[Aim of the task] Reproduce the data below verbatim, line by line, and omit the pictures from your answer.

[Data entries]
---------------

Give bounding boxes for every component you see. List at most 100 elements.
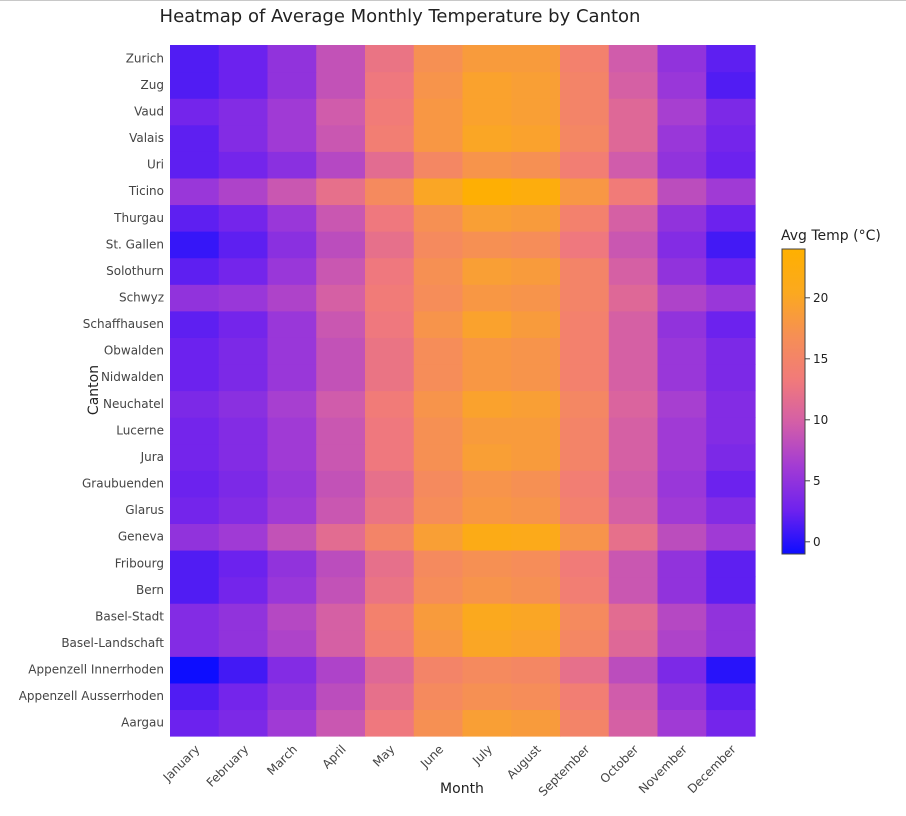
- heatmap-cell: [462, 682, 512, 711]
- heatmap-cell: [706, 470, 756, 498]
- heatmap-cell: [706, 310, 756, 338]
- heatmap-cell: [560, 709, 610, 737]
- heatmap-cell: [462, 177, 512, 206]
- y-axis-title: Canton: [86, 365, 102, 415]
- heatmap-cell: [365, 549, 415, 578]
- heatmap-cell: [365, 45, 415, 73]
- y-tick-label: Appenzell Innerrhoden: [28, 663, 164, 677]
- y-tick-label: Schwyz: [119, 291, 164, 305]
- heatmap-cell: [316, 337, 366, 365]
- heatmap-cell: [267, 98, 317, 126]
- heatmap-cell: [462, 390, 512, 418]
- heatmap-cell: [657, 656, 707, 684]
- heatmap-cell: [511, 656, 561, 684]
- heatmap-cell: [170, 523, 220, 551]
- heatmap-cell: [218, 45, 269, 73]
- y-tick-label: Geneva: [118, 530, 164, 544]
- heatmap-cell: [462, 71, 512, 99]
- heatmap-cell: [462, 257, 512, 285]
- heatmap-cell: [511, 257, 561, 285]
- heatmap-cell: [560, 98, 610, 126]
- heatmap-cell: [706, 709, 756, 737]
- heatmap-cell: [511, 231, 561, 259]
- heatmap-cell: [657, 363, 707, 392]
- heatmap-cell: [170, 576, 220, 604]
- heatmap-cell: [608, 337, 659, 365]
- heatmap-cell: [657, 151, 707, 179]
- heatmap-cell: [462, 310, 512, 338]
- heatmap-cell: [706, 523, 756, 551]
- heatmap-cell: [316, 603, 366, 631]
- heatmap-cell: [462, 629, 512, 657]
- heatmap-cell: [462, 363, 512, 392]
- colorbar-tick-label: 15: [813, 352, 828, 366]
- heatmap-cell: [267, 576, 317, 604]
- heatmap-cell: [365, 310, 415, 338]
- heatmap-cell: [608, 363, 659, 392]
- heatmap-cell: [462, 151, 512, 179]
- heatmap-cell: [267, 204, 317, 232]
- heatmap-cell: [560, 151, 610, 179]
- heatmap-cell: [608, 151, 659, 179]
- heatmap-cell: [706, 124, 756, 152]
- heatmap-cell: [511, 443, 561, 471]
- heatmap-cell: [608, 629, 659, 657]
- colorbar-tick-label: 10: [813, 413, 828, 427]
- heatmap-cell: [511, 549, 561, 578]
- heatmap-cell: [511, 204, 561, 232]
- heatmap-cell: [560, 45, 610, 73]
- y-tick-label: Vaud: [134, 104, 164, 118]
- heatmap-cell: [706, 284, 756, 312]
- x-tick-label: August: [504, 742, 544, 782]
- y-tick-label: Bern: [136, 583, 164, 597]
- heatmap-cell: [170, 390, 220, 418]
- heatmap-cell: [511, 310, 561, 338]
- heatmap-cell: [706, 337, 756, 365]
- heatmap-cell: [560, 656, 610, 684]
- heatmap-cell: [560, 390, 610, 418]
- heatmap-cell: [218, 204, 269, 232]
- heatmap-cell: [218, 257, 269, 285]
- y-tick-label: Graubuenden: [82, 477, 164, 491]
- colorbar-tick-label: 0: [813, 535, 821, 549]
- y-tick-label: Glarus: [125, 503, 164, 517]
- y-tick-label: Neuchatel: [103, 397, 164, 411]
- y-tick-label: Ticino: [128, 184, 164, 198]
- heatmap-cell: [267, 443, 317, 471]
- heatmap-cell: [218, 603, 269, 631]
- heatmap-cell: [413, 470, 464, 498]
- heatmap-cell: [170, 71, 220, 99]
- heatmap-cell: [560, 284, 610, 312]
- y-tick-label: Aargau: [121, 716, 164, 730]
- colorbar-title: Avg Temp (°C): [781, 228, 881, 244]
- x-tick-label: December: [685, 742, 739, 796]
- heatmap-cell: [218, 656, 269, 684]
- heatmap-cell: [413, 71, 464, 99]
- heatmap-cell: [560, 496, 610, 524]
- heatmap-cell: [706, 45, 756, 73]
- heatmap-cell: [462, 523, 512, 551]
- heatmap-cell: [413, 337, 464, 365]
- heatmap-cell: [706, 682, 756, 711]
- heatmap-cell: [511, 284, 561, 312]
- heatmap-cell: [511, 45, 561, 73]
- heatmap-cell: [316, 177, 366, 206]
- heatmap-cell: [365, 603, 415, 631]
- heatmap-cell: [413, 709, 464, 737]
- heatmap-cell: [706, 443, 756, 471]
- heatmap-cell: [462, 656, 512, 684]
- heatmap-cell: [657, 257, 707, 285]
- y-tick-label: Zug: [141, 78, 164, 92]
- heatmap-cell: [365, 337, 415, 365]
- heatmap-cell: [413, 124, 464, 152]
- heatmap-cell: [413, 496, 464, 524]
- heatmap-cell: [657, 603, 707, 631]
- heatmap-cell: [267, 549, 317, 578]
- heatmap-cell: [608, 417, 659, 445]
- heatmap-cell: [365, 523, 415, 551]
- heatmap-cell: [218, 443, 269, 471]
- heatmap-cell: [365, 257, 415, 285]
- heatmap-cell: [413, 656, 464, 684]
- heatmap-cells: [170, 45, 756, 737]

---------------

[Answer for this exercise]
Give bounding boxes for every component you see. List at most 100 elements.
- heatmap-cell: [462, 682, 512, 711]
- heatmap-cell: [706, 470, 756, 498]
- heatmap-cell: [706, 310, 756, 338]
- heatmap-cell: [560, 709, 610, 737]
- heatmap-cell: [462, 177, 512, 206]
- y-axis-title: Canton: [86, 365, 102, 415]
- heatmap-cell: [365, 549, 415, 578]
- heatmap-cell: [365, 45, 415, 73]
- y-tick-label: Appenzell Innerrhoden: [28, 663, 164, 677]
- y-tick-label: Schwyz: [119, 291, 164, 305]
- heatmap-cell: [316, 337, 366, 365]
- heatmap-cell: [267, 98, 317, 126]
- heatmap-cell: [462, 390, 512, 418]
- heatmap-cell: [657, 656, 707, 684]
- heatmap-cell: [511, 656, 561, 684]
- heatmap-cell: [170, 523, 220, 551]
- heatmap-cell: [218, 45, 269, 73]
- y-tick-label: Geneva: [118, 530, 164, 544]
- heatmap-cell: [462, 71, 512, 99]
- heatmap-cell: [462, 257, 512, 285]
- heatmap-cell: [511, 257, 561, 285]
- heatmap-cell: [560, 98, 610, 126]
- heatmap-cell: [706, 709, 756, 737]
- heatmap-cell: [511, 231, 561, 259]
- heatmap-cell: [657, 363, 707, 392]
- heatmap-cell: [170, 576, 220, 604]
- heatmap-cell: [608, 337, 659, 365]
- heatmap-cell: [657, 151, 707, 179]
- heatmap-cell: [462, 310, 512, 338]
- heatmap-cell: [706, 523, 756, 551]
- heatmap-cell: [316, 603, 366, 631]
- heatmap-cell: [462, 629, 512, 657]
- heatmap-cell: [462, 363, 512, 392]
- colorbar-tick-label: 15: [813, 352, 828, 366]
- heatmap-cell: [267, 576, 317, 604]
- heatmap-cell: [365, 310, 415, 338]
- heatmap-cell: [608, 363, 659, 392]
- heatmap-cell: [462, 151, 512, 179]
- heatmap-cell: [267, 204, 317, 232]
- heatmap-cell: [560, 151, 610, 179]
- heatmap-cell: [608, 151, 659, 179]
- heatmap-cell: [706, 124, 756, 152]
- heatmap-cell: [511, 443, 561, 471]
- heatmap-cell: [608, 629, 659, 657]
- colorbar-tick-label: 10: [813, 413, 828, 427]
- heatmap-cell: [511, 549, 561, 578]
- heatmap-cell: [511, 204, 561, 232]
- heatmap-cell: [560, 45, 610, 73]
- y-tick-label: Vaud: [134, 104, 164, 118]
- heatmap-cell: [706, 284, 756, 312]
- x-tick-label: August: [504, 742, 544, 782]
- y-tick-label: Bern: [136, 583, 164, 597]
- heatmap-cell: [170, 390, 220, 418]
- heatmap-cell: [511, 310, 561, 338]
- heatmap-cell: [706, 337, 756, 365]
- heatmap-cell: [560, 656, 610, 684]
- heatmap-cell: [560, 390, 610, 418]
- heatmap-cell: [218, 204, 269, 232]
- heatmap-cell: [218, 257, 269, 285]
- y-tick-label: Graubuenden: [82, 477, 164, 491]
- colorbar-tick-label: 0: [813, 535, 821, 549]
- y-tick-label: Glarus: [125, 503, 164, 517]
- y-tick-label: Neuchatel: [103, 397, 164, 411]
- y-tick-label: Ticino: [128, 184, 164, 198]
- heatmap-cell: [267, 443, 317, 471]
- heatmap-cell: [218, 603, 269, 631]
- heatmap-cell: [413, 470, 464, 498]
- heatmap-cell: [170, 71, 220, 99]
- heatmap-cell: [560, 284, 610, 312]
- y-tick-label: Aargau: [121, 716, 164, 730]
- colorbar-title: Avg Temp (°C): [781, 228, 881, 244]
- x-tick-label: December: [685, 742, 739, 796]
- heatmap-cell: [218, 656, 269, 684]
- heatmap-cell: [413, 71, 464, 99]
- heatmap-cell: [560, 496, 610, 524]
- heatmap-cell: [706, 45, 756, 73]
- heatmap-cell: [462, 523, 512, 551]
- heatmap-cell: [413, 337, 464, 365]
- heatmap-cell: [706, 682, 756, 711]
- heatmap-cell: [511, 284, 561, 312]
- heatmap-cell: [511, 45, 561, 73]
- heatmap-cell: [316, 177, 366, 206]
- heatmap-cell: [365, 603, 415, 631]
- heatmap-cell: [413, 709, 464, 737]
- heatmap-cell: [706, 443, 756, 471]
- heatmap-cell: [462, 656, 512, 684]
- heatmap-cell: [657, 257, 707, 285]
- y-tick-label: Zug: [141, 78, 164, 92]
- heatmap-cell: [365, 337, 415, 365]
- heatmap-cell: [413, 124, 464, 152]
- heatmap-cell: [413, 496, 464, 524]
- heatmap-cell: [657, 603, 707, 631]
- heatmap-cell: [267, 549, 317, 578]
- heatmap-cell: [608, 417, 659, 445]
- heatmap-cell: [365, 523, 415, 551]
- heatmap-cell: [218, 443, 269, 471]
- heatmap-cell: [365, 257, 415, 285]
- heatmap-cell: [413, 656, 464, 684]
- heatmap-cells: [170, 45, 756, 737]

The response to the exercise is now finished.